### YOUR INSTRUCTIONS
What follows is a block of records; restate each one word for word.

Data records
------------

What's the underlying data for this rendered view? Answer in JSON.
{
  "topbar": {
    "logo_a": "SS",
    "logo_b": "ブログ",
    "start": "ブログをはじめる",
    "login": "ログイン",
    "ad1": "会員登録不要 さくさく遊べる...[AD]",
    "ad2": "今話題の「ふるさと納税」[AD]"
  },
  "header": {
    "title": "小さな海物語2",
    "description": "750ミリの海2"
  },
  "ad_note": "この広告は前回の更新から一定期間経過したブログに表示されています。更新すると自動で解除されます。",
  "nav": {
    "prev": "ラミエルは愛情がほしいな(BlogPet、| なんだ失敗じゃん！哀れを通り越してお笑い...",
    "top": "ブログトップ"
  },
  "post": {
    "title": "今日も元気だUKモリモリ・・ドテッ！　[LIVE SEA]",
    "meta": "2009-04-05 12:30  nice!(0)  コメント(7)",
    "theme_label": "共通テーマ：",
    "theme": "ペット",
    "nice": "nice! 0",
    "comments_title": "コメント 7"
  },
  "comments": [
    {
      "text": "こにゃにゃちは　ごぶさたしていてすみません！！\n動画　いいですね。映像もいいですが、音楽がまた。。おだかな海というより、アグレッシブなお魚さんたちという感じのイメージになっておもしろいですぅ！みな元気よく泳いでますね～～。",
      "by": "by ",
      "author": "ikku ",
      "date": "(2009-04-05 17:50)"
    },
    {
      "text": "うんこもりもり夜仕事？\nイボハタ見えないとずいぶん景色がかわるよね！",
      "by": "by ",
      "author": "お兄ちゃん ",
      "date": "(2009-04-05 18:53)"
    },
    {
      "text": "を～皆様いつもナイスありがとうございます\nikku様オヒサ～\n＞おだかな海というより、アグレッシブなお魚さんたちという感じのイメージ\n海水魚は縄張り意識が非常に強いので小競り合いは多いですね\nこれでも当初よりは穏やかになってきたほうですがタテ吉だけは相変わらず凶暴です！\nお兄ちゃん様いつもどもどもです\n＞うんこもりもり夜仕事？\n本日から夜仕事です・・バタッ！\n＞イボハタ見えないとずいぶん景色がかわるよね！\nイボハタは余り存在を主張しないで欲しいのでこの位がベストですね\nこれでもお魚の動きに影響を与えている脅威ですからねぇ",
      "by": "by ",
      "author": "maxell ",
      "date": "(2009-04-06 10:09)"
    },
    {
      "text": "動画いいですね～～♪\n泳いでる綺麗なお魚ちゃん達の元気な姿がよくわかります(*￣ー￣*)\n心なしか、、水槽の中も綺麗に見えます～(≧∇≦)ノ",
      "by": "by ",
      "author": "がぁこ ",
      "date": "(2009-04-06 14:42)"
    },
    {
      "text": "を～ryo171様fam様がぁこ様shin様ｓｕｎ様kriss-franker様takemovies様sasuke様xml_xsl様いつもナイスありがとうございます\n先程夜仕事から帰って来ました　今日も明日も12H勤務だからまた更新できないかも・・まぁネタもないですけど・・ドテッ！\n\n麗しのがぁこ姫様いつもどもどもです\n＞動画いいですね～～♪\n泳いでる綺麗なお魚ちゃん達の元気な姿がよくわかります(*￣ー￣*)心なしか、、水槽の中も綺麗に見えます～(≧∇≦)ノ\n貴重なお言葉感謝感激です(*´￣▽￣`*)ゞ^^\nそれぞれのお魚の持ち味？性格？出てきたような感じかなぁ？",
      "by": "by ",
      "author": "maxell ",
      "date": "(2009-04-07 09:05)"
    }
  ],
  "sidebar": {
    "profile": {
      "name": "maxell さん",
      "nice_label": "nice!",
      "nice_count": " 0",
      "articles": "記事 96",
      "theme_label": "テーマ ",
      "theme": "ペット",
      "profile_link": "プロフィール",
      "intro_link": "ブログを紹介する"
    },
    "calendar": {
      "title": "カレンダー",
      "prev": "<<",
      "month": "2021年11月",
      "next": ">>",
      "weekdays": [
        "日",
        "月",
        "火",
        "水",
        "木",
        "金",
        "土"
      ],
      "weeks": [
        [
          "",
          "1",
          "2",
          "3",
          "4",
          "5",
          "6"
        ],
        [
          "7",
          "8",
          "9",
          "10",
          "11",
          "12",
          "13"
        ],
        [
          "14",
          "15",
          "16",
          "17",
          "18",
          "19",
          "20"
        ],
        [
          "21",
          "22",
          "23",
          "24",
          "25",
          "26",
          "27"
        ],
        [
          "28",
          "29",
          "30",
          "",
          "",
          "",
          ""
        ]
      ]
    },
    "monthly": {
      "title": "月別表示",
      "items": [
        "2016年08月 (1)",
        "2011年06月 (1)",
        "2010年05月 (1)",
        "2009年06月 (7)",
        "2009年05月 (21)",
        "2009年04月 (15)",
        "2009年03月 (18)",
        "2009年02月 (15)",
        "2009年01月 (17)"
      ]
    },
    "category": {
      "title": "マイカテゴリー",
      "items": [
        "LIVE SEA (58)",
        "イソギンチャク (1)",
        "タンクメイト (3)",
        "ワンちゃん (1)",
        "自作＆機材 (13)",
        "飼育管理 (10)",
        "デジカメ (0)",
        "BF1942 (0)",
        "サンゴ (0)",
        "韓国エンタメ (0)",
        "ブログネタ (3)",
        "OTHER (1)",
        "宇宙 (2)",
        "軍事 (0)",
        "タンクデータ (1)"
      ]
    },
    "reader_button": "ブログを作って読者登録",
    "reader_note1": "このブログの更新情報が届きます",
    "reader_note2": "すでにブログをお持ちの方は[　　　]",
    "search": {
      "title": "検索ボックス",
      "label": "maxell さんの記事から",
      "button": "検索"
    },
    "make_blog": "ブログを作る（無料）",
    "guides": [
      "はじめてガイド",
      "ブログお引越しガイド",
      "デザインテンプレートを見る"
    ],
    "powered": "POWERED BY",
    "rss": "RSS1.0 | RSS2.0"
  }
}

------------

### WRITTEN RESPONSE
What's the underlying data for this rendered view? Answer in JSON.
{
  "topbar": {
    "logo_a": "SS",
    "logo_b": "ブログ",
    "start": "ブログをはじめる",
    "login": "ログイン",
    "ad1": "会員登録不要 さくさく遊べる...[AD]",
    "ad2": "今話題の「ふるさと納税」[AD]"
  },
  "header": {
    "title": "小さな海物語2",
    "description": "750ミリの海2"
  },
  "ad_note": "この広告は前回の更新から一定期間経過したブログに表示されています。更新すると自動で解除されます。",
  "nav": {
    "prev": "ラミエルは愛情がほしいな(BlogPet、| なんだ失敗じゃん！哀れを通り越してお笑い...",
    "top": "ブログトップ"
  },
  "post": {
    "title": "今日も元気だUKモリモリ・・ドテッ！　[LIVE SEA]",
    "meta": "2009-04-05 12:30  nice!(0)  コメント(7)",
    "theme_label": "共通テーマ：",
    "theme": "ペット",
    "nice": "nice! 0",
    "comments_title": "コメント 7"
  },
  "comments": [
    {
      "text": "こにゃにゃちは　ごぶさたしていてすみません！！\n動画　いいですね。映像もいいですが、音楽がまた。。おだかな海というより、アグレッシブなお魚さんたちという感じのイメージになっておもしろいですぅ！みな元気よく泳いでますね～～。",
      "by": "by ",
      "author": "ikku ",
      "date": "(2009-04-05 17:50)"
    },
    {
      "text": "うんこもりもり夜仕事？\nイボハタ見えないとずいぶん景色がかわるよね！",
      "by": "by ",
      "author": "お兄ちゃん ",
      "date": "(2009-04-05 18:53)"
    },
    {
      "text": "を～皆様いつもナイスありがとうございます\nikku様オヒサ～\n＞おだかな海というより、アグレッシブなお魚さんたちという感じのイメージ\n海水魚は縄張り意識が非常に強いので小競り合いは多いですね\nこれでも当初よりは穏やかになってきたほうですがタテ吉だけは相変わらず凶暴です！\nお兄ちゃん様いつもどもどもです\n＞うんこもりもり夜仕事？\n本日から夜仕事です・・バタッ！\n＞イボハタ見えないとずいぶん景色がかわるよね！\nイボハタは余り存在を主張しないで欲しいのでこの位がベストですね\nこれでもお魚の動きに影響を与えている脅威ですからねぇ",
      "by": "by ",
      "author": "maxell ",
      "date": "(2009-04-06 10:09)"
    },
    {
      "text": "動画いいですね～～♪\n泳いでる綺麗なお魚ちゃん達の元気な姿がよくわかります(*￣ー￣*)\n心なしか、、水槽の中も綺麗に見えます～(≧∇≦)ノ",
      "by": "by ",
      "author": "がぁこ ",
      "date": "(2009-04-06 14:42)"
    },
    {
      "text": "を～ryo171様fam様がぁこ様shin様ｓｕｎ様kriss-franker様takemovies様sasuke様xml_xsl様いつもナイスありがとうございます\n先程夜仕事から帰って来ました　今日も明日も12H勤務だからまた更新できないかも・・まぁネタもないですけど・・ドテッ！\n\n麗しのがぁこ姫様いつもどもどもです\n＞動画いいですね～～♪\n泳いでる綺麗なお魚ちゃん達の元気な姿がよくわかります(*￣ー￣*)心なしか、、水槽の中も綺麗に見えます～(≧∇≦)ノ\n貴重なお言葉感謝感激です(*´￣▽￣`*)ゞ^^\nそれぞれのお魚の持ち味？性格？出てきたような感じかなぁ？",
      "by": "by ",
      "author": "maxell ",
      "date": "(2009-04-07 09:05)"
    }
  ],
  "sidebar": {
    "profile": {
      "name": "maxell さん",
      "nice_label": "nice!",
      "nice_count": " 0",
      "articles": "記事 96",
      "theme_label": "テーマ ",
      "theme": "ペット",
      "profile_link": "プロフィール",
      "intro_link": "ブログを紹介する"
    },
    "calendar": {
      "title": "カレンダー",
      "prev": "<<",
      "month": "2021年11月",
      "next": ">>",
      "weekdays": [
        "日",
        "月",
        "火",
        "水",
        "木",
        "金",
        "土"
      ],
      "weeks": [
        [
          "",
          "1",
          "2",
          "3",
          "4",
          "5",
          "6"
        ],
        [
          "7",
          "8",
          "9",
          "10",
          "11",
          "12",
          "13"
        ],
        [
          "14",
          "15",
          "16",
          "17",
          "18",
          "19",
          "20"
        ],
        [
          "21",
          "22",
          "23",
          "24",
          "25",
          "26",
          "27"
        ],
        [
          "28",
          "29",
          "30",
          "",
          "",
          "",
          ""
        ]
      ]
    },
    "monthly": {
      "title": "月別表示",
      "items": [
        "2016年08月 (1)",
        "2011年06月 (1)",
        "2010年05月 (1)",
        "2009年06月 (7)",
        "2009年05月 (21)",
        "2009年04月 (15)",
        "2009年03月 (18)",
        "2009年02月 (15)",
        "2009年01月 (17)"
      ]
    },
    "category": {
      "title": "マイカテゴリー",
      "items": [
        "LIVE SEA (58)",
        "イソギンチャク (1)",
        "タンクメイト (3)",
        "ワンちゃん (1)",
        "自作＆機材 (13)",
        "飼育管理 (10)",
        "デジカメ (0)",
        "BF1942 (0)",
        "サンゴ (0)",
        "韓国エンタメ (0)",
        "ブログネタ (3)",
        "OTHER (1)",
        "宇宙 (2)",
        "軍事 (0)",
        "タンクデータ (1)"
      ]
    },
    "reader_button": "ブログを作って読者登録",
    "reader_note1": "このブログの更新情報が届きます",
    "reader_note2": "すでにブログをお持ちの方は[　　　]",
    "search": {
      "title": "検索ボックス",
      "label": "maxell さんの記事から",
      "button": "検索"
    },
    "make_blog": "ブログを作る（無料）",
    "guides": [
      "はじめてガイド",
      "ブログお引越しガイド",
      "デザインテンプレートを見る"
    ],
    "powered": "POWERED BY",
    "rss": "RSS1.0 | RSS2.0"
  }
}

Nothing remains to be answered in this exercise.